> **PROVIDED PASSAGE**

========================

# Warning something wrong with adapter!



## kaostheory (May 7, 2008)

I'm building a new machine with an Intel DX38BT mobo.

When I start up the computer (from the first time onward), I get the the splash screen asking me to press F2 to enter the BIOS followed by a black screen with the text "Marvell 88SE61xx Adapter - BIOS version 1.1.0.L62 (Z maybe?) Initializing...." it processes for a while adding more "..."s and eventually comes back with "...Warning something wrong with adapter!"

I've tried resetting the CMOS and putting the jumper in all positions. I cannot access the BIOS and I cannot get past that screen. Based on another thread on these forums, I tried doing a CTRL-ALT-DELETE after the message in hopes that it would bypass it, but it just restarts the machine and starts the process over again.

There is no OS installed (heck the problem still happens if I disconnect the hard drive) and I am unable to access the BIOS so suggestions that involve changing BIOS settings won't really help unless you can get me into the BIOS somehow (I know I mentioned this earlier but Intel support insisted on telling me to update the version of my BIOS and/or change certain BIOS settings).

This is the second time I've run into this problem. The first mobo gave the same error and I RMA'd it. I just received the replacement today and have the same problem.

Is it possible that it's another component (RAM, CPU, etc) or maybe something I'm doing wrong during installation?

Any help is much appreciated.


----------



## beerdo1234 (May 8, 2008)

Bump. Having the same problem Warnig something wrong with adater!
I havent touched the bios config jumper block tho


----------



## kaostheory (May 7, 2008)

I did some playing this morning and was able to get into the BIOS.

I disconnected everything except my Memory, Video Card and Processor, flipped the jumper to automatically go to the BIOS, and when I started it up, it went to the BIOS.

In the BIOS, I turned off the on-board ethernet connection (may have tweaked some other settings as well) and when I plugged back in my peripherals and swapped the jumper it ran correctly and booted off the Windows CD.

I had tried all that on my previous mobo to no avail. I'm not sure what the differene was....


----------



## beerdo1234 (May 8, 2008)

========================

> **STORED DATA**
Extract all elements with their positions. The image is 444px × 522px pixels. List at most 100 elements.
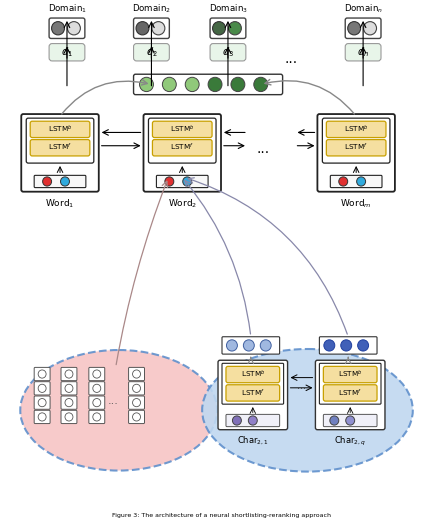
Circle shape (163, 77, 176, 91)
Circle shape (357, 177, 365, 186)
Circle shape (330, 416, 339, 425)
Circle shape (233, 416, 242, 425)
Text: LSTM$^f$: LSTM$^f$ (344, 142, 368, 153)
FancyBboxPatch shape (323, 414, 377, 426)
FancyBboxPatch shape (317, 114, 395, 192)
FancyBboxPatch shape (89, 367, 105, 381)
FancyBboxPatch shape (218, 360, 288, 430)
FancyBboxPatch shape (134, 18, 169, 39)
FancyBboxPatch shape (129, 396, 144, 409)
FancyBboxPatch shape (30, 121, 90, 138)
FancyBboxPatch shape (330, 175, 382, 187)
FancyBboxPatch shape (34, 396, 50, 409)
FancyBboxPatch shape (61, 367, 77, 381)
FancyBboxPatch shape (210, 18, 246, 39)
FancyBboxPatch shape (323, 366, 377, 383)
FancyBboxPatch shape (26, 118, 94, 163)
FancyBboxPatch shape (226, 385, 280, 401)
Text: Domain$_1$: Domain$_1$ (48, 3, 87, 15)
Circle shape (38, 384, 46, 393)
FancyBboxPatch shape (345, 18, 381, 39)
Circle shape (260, 340, 271, 351)
Circle shape (243, 340, 254, 351)
Circle shape (364, 21, 377, 35)
FancyBboxPatch shape (21, 114, 99, 192)
Circle shape (339, 177, 348, 186)
Text: LSTM$^f$: LSTM$^f$ (170, 142, 194, 153)
FancyBboxPatch shape (156, 175, 208, 187)
FancyBboxPatch shape (89, 382, 105, 395)
Circle shape (93, 413, 101, 421)
Circle shape (43, 177, 52, 186)
Text: LSTM$^f$: LSTM$^f$ (48, 142, 72, 153)
Text: Word$_2$: Word$_2$ (167, 198, 197, 210)
Text: ...: ... (285, 52, 298, 66)
Circle shape (231, 77, 245, 91)
FancyBboxPatch shape (345, 43, 381, 61)
Text: LSTM$^b$: LSTM$^b$ (344, 124, 369, 135)
Circle shape (133, 398, 140, 407)
Circle shape (65, 398, 73, 407)
FancyBboxPatch shape (315, 360, 385, 430)
FancyBboxPatch shape (34, 382, 50, 395)
Text: ...: ... (256, 142, 270, 156)
Circle shape (213, 21, 226, 35)
Circle shape (324, 340, 335, 351)
Text: LSTM$^b$: LSTM$^b$ (338, 369, 362, 380)
Text: Domain$_n$: Domain$_n$ (344, 3, 383, 15)
Circle shape (93, 384, 101, 393)
FancyBboxPatch shape (319, 337, 377, 354)
FancyBboxPatch shape (61, 410, 77, 423)
Text: Char$_{2,q}$: Char$_{2,q}$ (334, 435, 366, 448)
Circle shape (67, 21, 80, 35)
Circle shape (65, 413, 73, 421)
FancyBboxPatch shape (134, 43, 169, 61)
Text: $d_n$: $d_n$ (357, 45, 369, 59)
Circle shape (346, 416, 355, 425)
Text: LSTM$^b$: LSTM$^b$ (48, 124, 72, 135)
Circle shape (93, 370, 101, 378)
FancyBboxPatch shape (61, 396, 77, 409)
FancyBboxPatch shape (61, 382, 77, 395)
Text: Char$_{2,1}$: Char$_{2,1}$ (237, 435, 269, 447)
Circle shape (93, 398, 101, 407)
Circle shape (341, 340, 352, 351)
FancyBboxPatch shape (210, 43, 246, 61)
Circle shape (139, 77, 154, 91)
FancyBboxPatch shape (326, 121, 386, 138)
Text: LSTM$^f$: LSTM$^f$ (241, 387, 265, 399)
Text: Domain$_2$: Domain$_2$ (132, 3, 171, 15)
Ellipse shape (20, 350, 217, 470)
Circle shape (38, 398, 46, 407)
Circle shape (65, 370, 73, 378)
Circle shape (358, 340, 369, 351)
Text: LSTM$^f$: LSTM$^f$ (338, 387, 362, 399)
Ellipse shape (202, 349, 413, 471)
Circle shape (38, 370, 46, 378)
Circle shape (208, 77, 222, 91)
FancyBboxPatch shape (49, 18, 85, 39)
Circle shape (183, 177, 192, 186)
FancyBboxPatch shape (34, 410, 50, 423)
FancyBboxPatch shape (49, 43, 85, 61)
FancyBboxPatch shape (89, 410, 105, 423)
FancyBboxPatch shape (143, 114, 221, 192)
Text: Figure 3: The architecture of a neural shortlisting-reranking approach: Figure 3: The architecture of a neural s… (112, 513, 332, 517)
FancyBboxPatch shape (323, 385, 377, 401)
FancyBboxPatch shape (226, 366, 280, 383)
FancyBboxPatch shape (134, 74, 283, 94)
FancyBboxPatch shape (326, 139, 386, 156)
Circle shape (185, 77, 199, 91)
FancyBboxPatch shape (129, 382, 144, 395)
Text: Word$_1$: Word$_1$ (45, 198, 75, 210)
FancyBboxPatch shape (226, 414, 280, 426)
Text: $d_3$: $d_3$ (222, 45, 234, 59)
Circle shape (152, 21, 165, 35)
FancyBboxPatch shape (222, 337, 280, 354)
Circle shape (226, 340, 238, 351)
Circle shape (229, 21, 242, 35)
Circle shape (38, 413, 46, 421)
Text: Word$_m$: Word$_m$ (340, 198, 372, 210)
Text: ...: ... (107, 396, 118, 406)
Circle shape (65, 384, 73, 393)
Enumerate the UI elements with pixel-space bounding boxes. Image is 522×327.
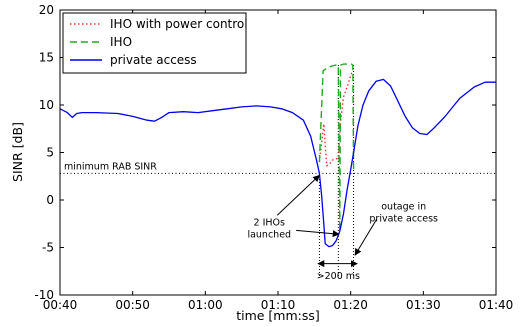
annotation-arrow [276,174,320,216]
y-tick-label: 20 [39,3,54,17]
y-tick-label: -5 [42,241,54,255]
vertical-markers [318,64,355,276]
y-axis: -10 -5 0 5 10 15 20 [34,3,496,302]
annotation-two-ihos: 2 IHOs launched [247,218,291,241]
series-layer [60,63,496,248]
y-tick-label: 0 [46,193,54,207]
x-tick-label: 00:50 [115,298,150,312]
series-line-iho [318,63,355,233]
x-tick-label: 00:40 [43,298,78,312]
legend-label: IHO with power control [110,17,248,31]
annotation-line: outage in [381,202,426,213]
legend-label: private access [110,53,197,67]
legend: IHO with power control IHO private access [62,12,248,74]
annotation-line: 2 IHOs [254,218,285,229]
annotation-line: private access [369,214,438,225]
y-tick-label: 15 [39,51,54,65]
y-tick-label: -10 [34,288,54,302]
annotation-line: >200 ms [317,271,360,282]
legend-label: IHO [110,35,132,49]
annotation-duration: >200 ms [317,271,360,282]
x-tick-label: 01:40 [479,298,514,312]
legend-box [62,12,247,74]
y-tick-label: 10 [39,98,54,112]
y-axis-label: SINR [dB] [10,122,25,182]
x-tick-label: 01:10 [261,298,296,312]
series-line-iho-with-power-control [318,70,355,167]
annotation-line: launched [247,230,291,241]
x-tick-label: 01:30 [406,298,441,312]
annotations: 2 IHOs launched outage in private access >20… [247,174,438,282]
x-axis: 00:40 00:50 01:00 01:10 01:20 01:30 01:40 [43,10,514,312]
annotation-arrow [354,218,378,256]
annotation-arrow [296,229,340,238]
y-tick-label: 5 [46,146,54,160]
series-line-private-access [60,78,496,248]
reference-line-label: minimum RAB SINR [64,161,157,172]
annotation-outage: outage in private access [369,202,438,225]
x-tick-label: 01:20 [333,298,368,312]
x-tick-label: 01:00 [188,298,223,312]
x-axis-label: time [mm:ss] [236,308,320,323]
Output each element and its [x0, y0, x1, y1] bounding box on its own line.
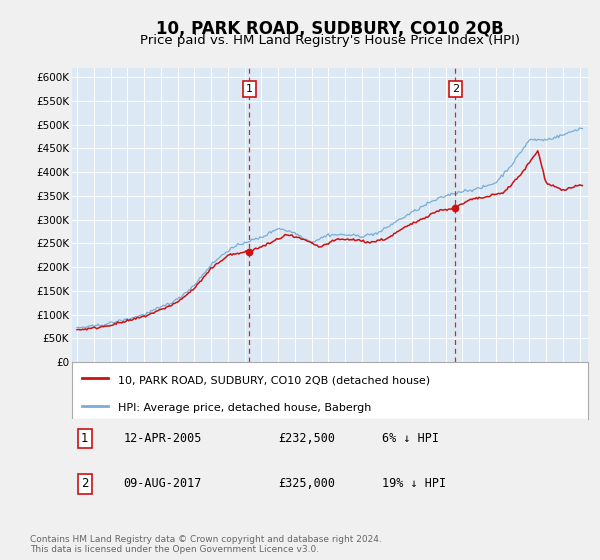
Text: 09-AUG-2017: 09-AUG-2017	[124, 477, 202, 491]
Text: Contains HM Land Registry data © Crown copyright and database right 2024.
This d: Contains HM Land Registry data © Crown c…	[30, 535, 382, 554]
Text: £232,500: £232,500	[278, 432, 335, 445]
Text: 2: 2	[81, 477, 89, 491]
Text: 12-APR-2005: 12-APR-2005	[124, 432, 202, 445]
Text: HPI: Average price, detached house, Babergh: HPI: Average price, detached house, Babe…	[118, 403, 372, 413]
Text: 1: 1	[246, 84, 253, 94]
Text: Price paid vs. HM Land Registry's House Price Index (HPI): Price paid vs. HM Land Registry's House …	[140, 34, 520, 46]
Text: 1: 1	[81, 432, 89, 445]
Text: 10, PARK ROAD, SUDBURY, CO10 2QB: 10, PARK ROAD, SUDBURY, CO10 2QB	[156, 20, 504, 38]
Text: 19% ↓ HPI: 19% ↓ HPI	[382, 477, 446, 491]
Text: 6% ↓ HPI: 6% ↓ HPI	[382, 432, 439, 445]
Text: 10, PARK ROAD, SUDBURY, CO10 2QB (detached house): 10, PARK ROAD, SUDBURY, CO10 2QB (detach…	[118, 375, 431, 385]
Text: £325,000: £325,000	[278, 477, 335, 491]
Text: 2: 2	[452, 84, 459, 94]
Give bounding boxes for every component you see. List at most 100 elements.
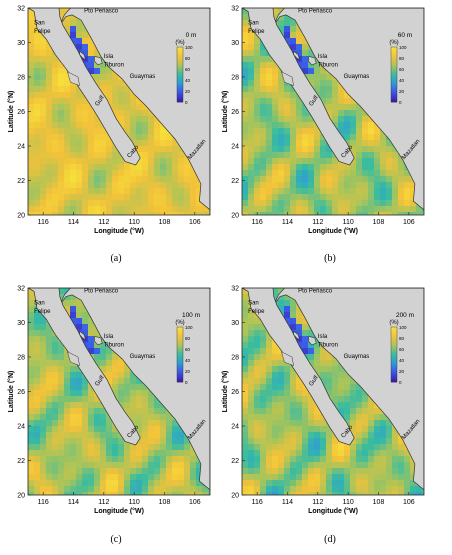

========================

> **PROBLEMS**
1. Revise the forum thread from "Bump. Having the" down to "into the BIOS.", putting "experimenting" wherever "playing" occurs.
2. Copy out the lines of the records from the one containing "annotation-arrow [276,174,320,216]" down to the one containing "x-tick-label: 01:30 [406,298,441,312]", with both of those lines included, and nothing else.
The forum thread and the records have no connection to each other.

> **ANSWERS FOR THE TASKS**
1.
Bump. Having the same problem Warnig something wrong with adater!
I havent touched the bios config jumper block tho


----------



## kaostheory (May 7, 2008)

I did some experimenting this morning and was able to get into the BIOS.

2.
annotation-arrow [276,174,320,216]
y-tick-label: 20 [39,3,54,17]
y-tick-label: -5 [42,241,54,255]
vertical-markers [318,64,355,276]
y-axis: -10 -5 0 5 10 15 20 [34,3,496,302]
annotation-two-ihos: 2 IHOs launched [247,218,291,241]
series-layer [60,63,496,248]
y-tick-label: 0 [46,193,54,207]
x-tick-label: 00:50 [115,298,150,312]
series-line-iho [318,63,355,233]
x-tick-label: 00:40 [43,298,78,312]
legend-label: IHO with power control [110,17,248,31]
annotation-line: outage in [381,202,426,213]
legend-label: private access [110,53,197,67]
legend: IHO with power control IHO private access [62,12,248,74]
annotation-line: 2 IHOs [254,218,285,229]
annotation-line: private access [369,214,438,225]
y-tick-label: 15 [39,51,54,65]
y-tick-label: -10 [34,288,54,302]
annotation-line: >200 ms [317,271,360,282]
legend-label: IHO [110,35,132,49]
annotation-duration: >200 ms [317,271,360,282]
x-tick-label: 01:40 [479,298,514,312]
legend-box [62,12,247,74]
y-tick-label: 10 [39,98,54,112]
y-axis-label: SINR [dB] [10,122,25,182]
x-tick-label: 01:10 [261,298,296,312]
series-line-iho-with-power-control [318,70,355,167]
annotation-line: launched [247,230,291,241]
x-tick-label: 01:30 [406,298,441,312]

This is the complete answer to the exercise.